--- begin Dataset ---

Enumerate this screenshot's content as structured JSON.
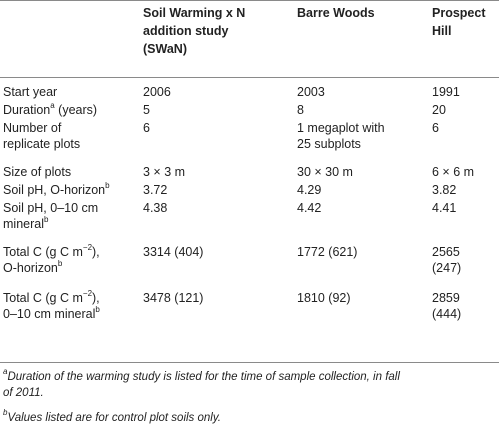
{
  "headers": {
    "col0": "",
    "col1_line1": "Soil Warming x N",
    "col1_line2": "addition study",
    "col1_line3": "(SWaN)",
    "col2": "Barre Woods",
    "col3_line1": "Prospect",
    "col3_line2": "Hill"
  },
  "rows": {
    "start_year": {
      "label": "Start year",
      "swan": "2006",
      "barre": "2003",
      "prospect": "1991"
    },
    "duration": {
      "label": "Duration",
      "label_sup": "a",
      "label_suffix": " (years)",
      "swan": "5",
      "barre": "8",
      "prospect": "20"
    },
    "replicates": {
      "label_line1": "Number of",
      "label_line2": "replicate plots",
      "swan": "6",
      "barre_line1": "1 megaplot with",
      "barre_line2": "25 subplots",
      "prospect": "6"
    },
    "plot_size": {
      "label": "Size of plots",
      "swan": "3 × 3 m",
      "barre": "30 × 30 m",
      "prospect": "6 × 6 m"
    },
    "ph_o": {
      "label": "Soil pH, O-horizon",
      "label_sup": "b",
      "swan": "3.72",
      "barre": "4.29",
      "prospect": "3.82"
    },
    "ph_mineral": {
      "label_line1": "Soil pH, 0–10 cm",
      "label_line2": "mineral",
      "label_sup": "b",
      "swan": "4.38",
      "barre": "4.42",
      "prospect": "4.41"
    },
    "c_o": {
      "label_line1_pre": "Total C (g C m",
      "label_line1_sup": "−2",
      "label_line1_post": "),",
      "label_line2": "O-horizon",
      "label_sup": "b",
      "swan": "3314 (404)",
      "barre": "1772 (621)",
      "prospect_line1": "2565",
      "prospect_line2": "(247)"
    },
    "c_mineral": {
      "label_line1_pre": "Total C (g C m",
      "label_line1_sup": "−2",
      "label_line1_post": "),",
      "label_line2": "0–10 cm mineral",
      "label_sup": "b",
      "swan": "3478 (121)",
      "barre": "1810 (92)",
      "prospect_line1": "2859",
      "prospect_line2": "(444)"
    }
  },
  "footnotes": {
    "a_marker": "a",
    "a_line1": "Duration of the warming study is listed for the time of sample collection, in fall",
    "a_line2": "of 2011.",
    "b_marker": "b",
    "b_text": "Values listed are for control plot soils only."
  }
}
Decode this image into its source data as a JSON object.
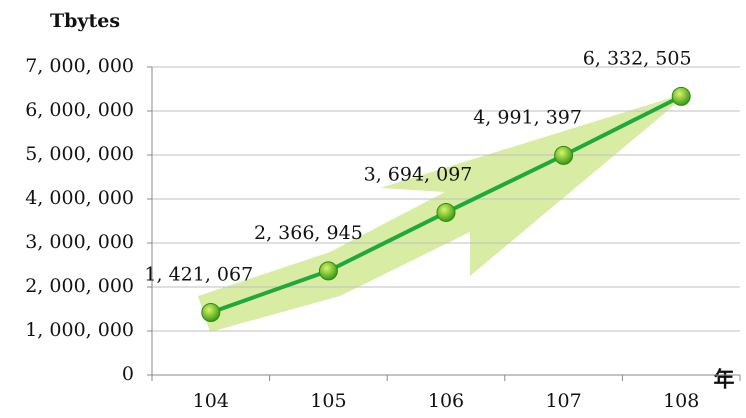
{
  "chart_data": {
    "type": "line",
    "y_label": "Tbytes",
    "x_label": "年",
    "categories": [
      "104",
      "105",
      "106",
      "107",
      "108"
    ],
    "values": [
      1421067,
      2366945,
      3694097,
      4991397,
      6332505
    ],
    "value_labels": [
      "1, 421, 067",
      "2, 366, 945",
      "3, 694, 097",
      "4, 991, 397",
      "6, 332, 505"
    ],
    "color": "#1fa83c",
    "ylim": [
      0,
      7000000
    ],
    "yticks": [
      0,
      {
        "value": 1000000,
        "label": "1, 000, 000"
      },
      {
        "value": 2000000,
        "label": "2, 000, 000"
      },
      {
        "value": 3000000,
        "label": "3, 000, 000"
      },
      {
        "value": 4000000,
        "label": "4, 000, 000"
      },
      {
        "value": 5000000,
        "label": "5, 000, 000"
      },
      {
        "value": 6000000,
        "label": "6, 000, 000"
      },
      {
        "value": 7000000,
        "label": "7, 000, 000"
      }
    ],
    "grid": true
  }
}
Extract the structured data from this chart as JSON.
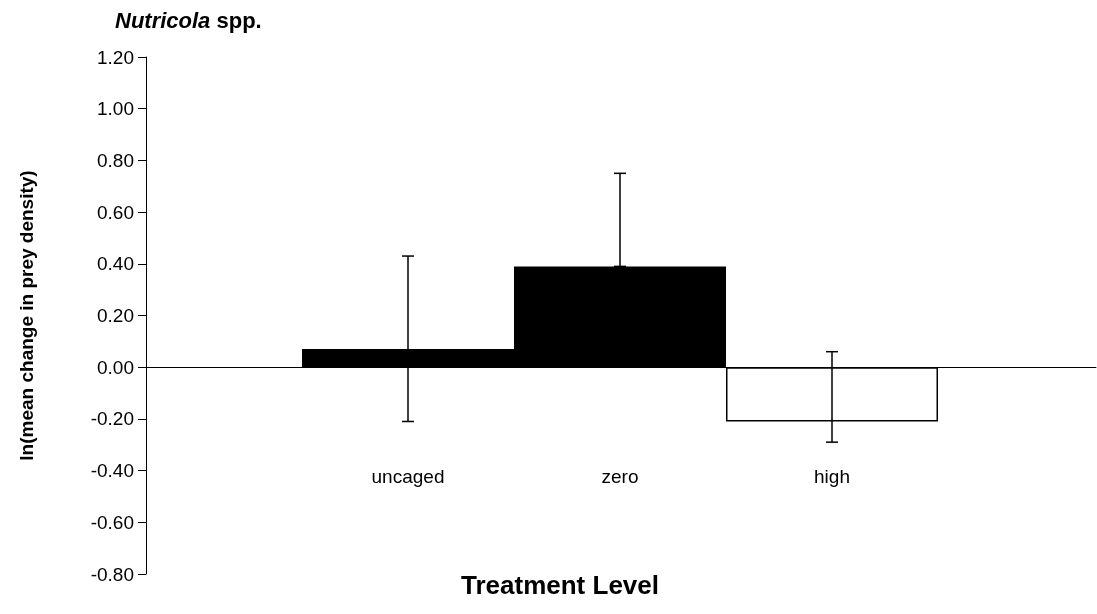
{
  "chart_data": {
    "type": "bar",
    "title": "Nutricola spp.",
    "xlabel": "Treatment Level",
    "ylabel": "ln(mean change in prey density)",
    "categories": [
      "uncaged",
      "zero",
      "high"
    ],
    "values": [
      0.07,
      0.39,
      -0.21
    ],
    "colors": [
      "#000000",
      "#000000",
      "#ffffff"
    ],
    "errors": [
      [
        -0.21,
        0.43
      ],
      [
        0.39,
        0.75
      ],
      [
        -0.29,
        0.06
      ]
    ],
    "ylim": [
      -0.8,
      1.2
    ],
    "yticks": [
      {
        "value": -0.8,
        "label": "-0.80"
      },
      {
        "value": -0.6,
        "label": "-0.60"
      },
      {
        "value": -0.4,
        "label": "-0.40"
      },
      {
        "value": -0.2,
        "label": "-0.20"
      },
      {
        "value": 0,
        "label": "0.00"
      },
      {
        "value": 0.2,
        "label": "0.20"
      },
      {
        "value": 0.4,
        "label": "0.40"
      },
      {
        "value": 0.6,
        "label": "0.60"
      },
      {
        "value": 0.8,
        "label": "0.80"
      },
      {
        "value": 1,
        "label": "1.00"
      },
      {
        "value": 1.2,
        "label": "1.20"
      }
    ],
    "data_labels": false
  }
}
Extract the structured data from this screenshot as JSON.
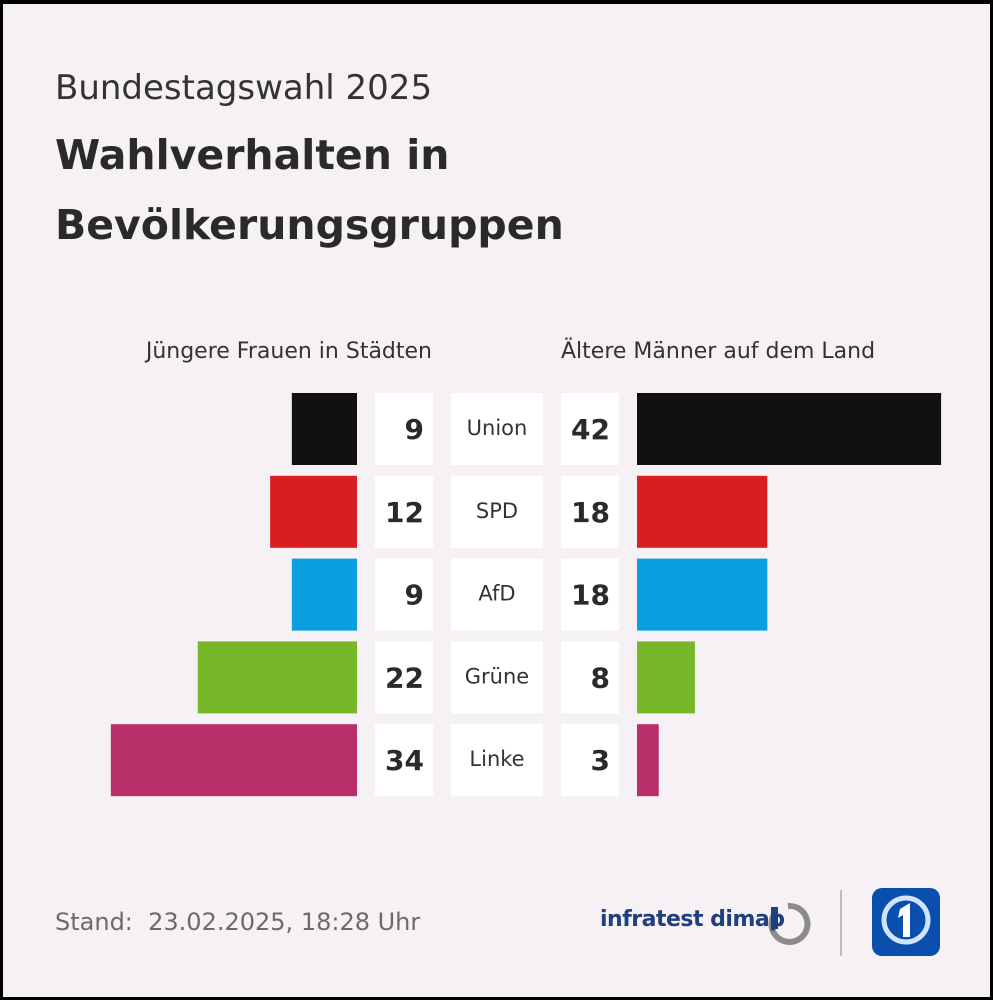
{
  "chart_data": {
    "type": "butterfly",
    "subtitle": "Bundestagswahl 2025",
    "title": "Wahlverhalten in Bevölkerungsgruppen",
    "categories": [
      "Union",
      "SPD",
      "AfD",
      "Grüne",
      "Linke"
    ],
    "colors": [
      "#111111",
      "#d71f1f",
      "#0b9fe0",
      "#77b82a",
      "#b8306a"
    ],
    "series": [
      {
        "name": "Jüngere Frauen in Städten",
        "values": [
          9,
          12,
          9,
          22,
          34
        ]
      },
      {
        "name": "Ältere Männer auf dem Land",
        "values": [
          42,
          18,
          18,
          8,
          3
        ]
      }
    ],
    "footer": "Stand:  23.02.2025, 18:28 Uhr",
    "source": "infratest dimap"
  }
}
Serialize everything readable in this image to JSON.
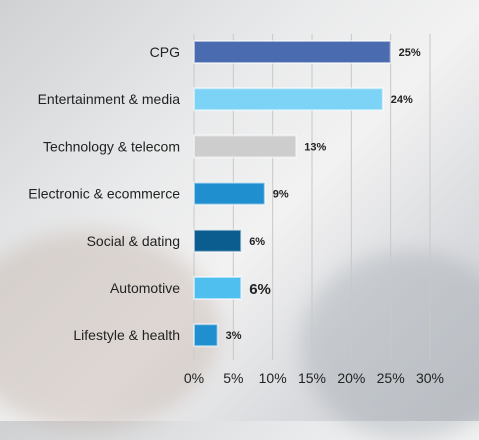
{
  "chart_data": {
    "type": "bar",
    "orientation": "horizontal",
    "title": "",
    "xlabel": "",
    "ylabel": "",
    "categories": [
      "CPG",
      "Entertainment & media",
      "Technology & telecom",
      "Electronic & ecommerce",
      "Social & dating",
      "Automotive",
      "Lifestyle & health"
    ],
    "values": [
      25,
      24,
      13,
      9,
      6,
      6,
      3
    ],
    "value_labels": [
      "25%",
      "24%",
      "13%",
      "9%",
      "6%",
      "6%",
      "3%"
    ],
    "colors": [
      "#4a6bb0",
      "#7dd3f5",
      "#cdcdcd",
      "#1f8fd0",
      "#0b5c8f",
      "#4fbfef",
      "#1f8fd0"
    ],
    "xlim": [
      0,
      30
    ],
    "xticks": [
      "0%",
      "5%",
      "10%",
      "15%",
      "20%",
      "25%",
      "30%"
    ],
    "grid": true,
    "legend": "none"
  }
}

--- end Dataset ---

Goal
Strip the images and reproduce the remaining records precisely.

Correct answer
Enumerate this screenshot's content as structured JSON.
{
  "headers": {
    "col0": "",
    "col1_line1": "Soil Warming x N",
    "col1_line2": "addition study",
    "col1_line3": "(SWaN)",
    "col2": "Barre Woods",
    "col3_line1": "Prospect",
    "col3_line2": "Hill"
  },
  "rows": {
    "start_year": {
      "label": "Start year",
      "swan": "2006",
      "barre": "2003",
      "prospect": "1991"
    },
    "duration": {
      "label": "Duration",
      "label_sup": "a",
      "label_suffix": " (years)",
      "swan": "5",
      "barre": "8",
      "prospect": "20"
    },
    "replicates": {
      "label_line1": "Number of",
      "label_line2": "replicate plots",
      "swan": "6",
      "barre_line1": "1 megaplot with",
      "barre_line2": "25 subplots",
      "prospect": "6"
    },
    "plot_size": {
      "label": "Size of plots",
      "swan": "3 × 3 m",
      "barre": "30 × 30 m",
      "prospect": "6 × 6 m"
    },
    "ph_o": {
      "label": "Soil pH, O-horizon",
      "label_sup": "b",
      "swan": "3.72",
      "barre": "4.29",
      "prospect": "3.82"
    },
    "ph_mineral": {
      "label_line1": "Soil pH, 0–10 cm",
      "label_line2": "mineral",
      "label_sup": "b",
      "swan": "4.38",
      "barre": "4.42",
      "prospect": "4.41"
    },
    "c_o": {
      "label_line1_pre": "Total C (g C m",
      "label_line1_sup": "−2",
      "label_line1_post": "),",
      "label_line2": "O-horizon",
      "label_sup": "b",
      "swan": "3314 (404)",
      "barre": "1772 (621)",
      "prospect_line1": "2565",
      "prospect_line2": "(247)"
    },
    "c_mineral": {
      "label_line1_pre": "Total C (g C m",
      "label_line1_sup": "−2",
      "label_line1_post": "),",
      "label_line2": "0–10 cm mineral",
      "label_sup": "b",
      "swan": "3478 (121)",
      "barre": "1810 (92)",
      "prospect_line1": "2859",
      "prospect_line2": "(444)"
    }
  },
  "footnotes": {
    "a_marker": "a",
    "a_line1": "Duration of the warming study is listed for the time of sample collection, in fall",
    "a_line2": "of 2011.",
    "b_marker": "b",
    "b_text": "Values listed are for control plot soils only."
  }
}
Decode this image into its source data as a JSON object.
{
  "chart_data": {
    "type": "line",
    "y_label": "Tbytes",
    "x_label": "年",
    "categories": [
      "104",
      "105",
      "106",
      "107",
      "108"
    ],
    "values": [
      1421067,
      2366945,
      3694097,
      4991397,
      6332505
    ],
    "value_labels": [
      "1, 421, 067",
      "2, 366, 945",
      "3, 694, 097",
      "4, 991, 397",
      "6, 332, 505"
    ],
    "color": "#1fa83c",
    "ylim": [
      0,
      7000000
    ],
    "yticks": [
      0,
      {
        "value": 1000000,
        "label": "1, 000, 000"
      },
      {
        "value": 2000000,
        "label": "2, 000, 000"
      },
      {
        "value": 3000000,
        "label": "3, 000, 000"
      },
      {
        "value": 4000000,
        "label": "4, 000, 000"
      },
      {
        "value": 5000000,
        "label": "5, 000, 000"
      },
      {
        "value": 6000000,
        "label": "6, 000, 000"
      },
      {
        "value": 7000000,
        "label": "7, 000, 000"
      }
    ],
    "grid": true
  }
}
Extract the structured data from this chart as JSON.
{
  "chart_data": {
    "type": "bar",
    "title": "Nutricola spp.",
    "xlabel": "Treatment Level",
    "ylabel": "ln(mean change in prey density)",
    "categories": [
      "uncaged",
      "zero",
      "high"
    ],
    "values": [
      0.07,
      0.39,
      -0.21
    ],
    "colors": [
      "#000000",
      "#000000",
      "#ffffff"
    ],
    "errors": [
      [
        -0.21,
        0.43
      ],
      [
        0.39,
        0.75
      ],
      [
        -0.29,
        0.06
      ]
    ],
    "ylim": [
      -0.8,
      1.2
    ],
    "yticks": [
      {
        "value": -0.8,
        "label": "-0.80"
      },
      {
        "value": -0.6,
        "label": "-0.60"
      },
      {
        "value": -0.4,
        "label": "-0.40"
      },
      {
        "value": -0.2,
        "label": "-0.20"
      },
      {
        "value": 0,
        "label": "0.00"
      },
      {
        "value": 0.2,
        "label": "0.20"
      },
      {
        "value": 0.4,
        "label": "0.40"
      },
      {
        "value": 0.6,
        "label": "0.60"
      },
      {
        "value": 0.8,
        "label": "0.80"
      },
      {
        "value": 1,
        "label": "1.00"
      },
      {
        "value": 1.2,
        "label": "1.20"
      }
    ],
    "data_labels": false
  }
}
Extract the structured data from this screenshot as JSON.
{
  "chart_data": {
    "type": "butterfly",
    "subtitle": "Bundestagswahl 2025",
    "title": "Wahlverhalten in Bevölkerungsgruppen",
    "categories": [
      "Union",
      "SPD",
      "AfD",
      "Grüne",
      "Linke"
    ],
    "colors": [
      "#111111",
      "#d71f1f",
      "#0b9fe0",
      "#77b82a",
      "#b8306a"
    ],
    "series": [
      {
        "name": "Jüngere Frauen in Städten",
        "values": [
          9,
          12,
          9,
          22,
          34
        ]
      },
      {
        "name": "Ältere Männer auf dem Land",
        "values": [
          42,
          18,
          18,
          8,
          3
        ]
      }
    ],
    "footer": "Stand:  23.02.2025, 18:28 Uhr",
    "source": "infratest dimap"
  }
}
Serialize everything readable in this image to JSON.
{
  "chart_data": {
    "type": "bar",
    "orientation": "horizontal",
    "title": "",
    "xlabel": "",
    "ylabel": "",
    "categories": [
      "CPG",
      "Entertainment & media",
      "Technology & telecom",
      "Electronic & ecommerce",
      "Social & dating",
      "Automotive",
      "Lifestyle & health"
    ],
    "values": [
      25,
      24,
      13,
      9,
      6,
      6,
      3
    ],
    "value_labels": [
      "25%",
      "24%",
      "13%",
      "9%",
      "6%",
      "6%",
      "3%"
    ],
    "colors": [
      "#4a6bb0",
      "#7dd3f5",
      "#cdcdcd",
      "#1f8fd0",
      "#0b5c8f",
      "#4fbfef",
      "#1f8fd0"
    ],
    "xlim": [
      0,
      30
    ],
    "xticks": [
      "0%",
      "5%",
      "10%",
      "15%",
      "20%",
      "25%",
      "30%"
    ],
    "grid": true,
    "legend": "none"
  }
}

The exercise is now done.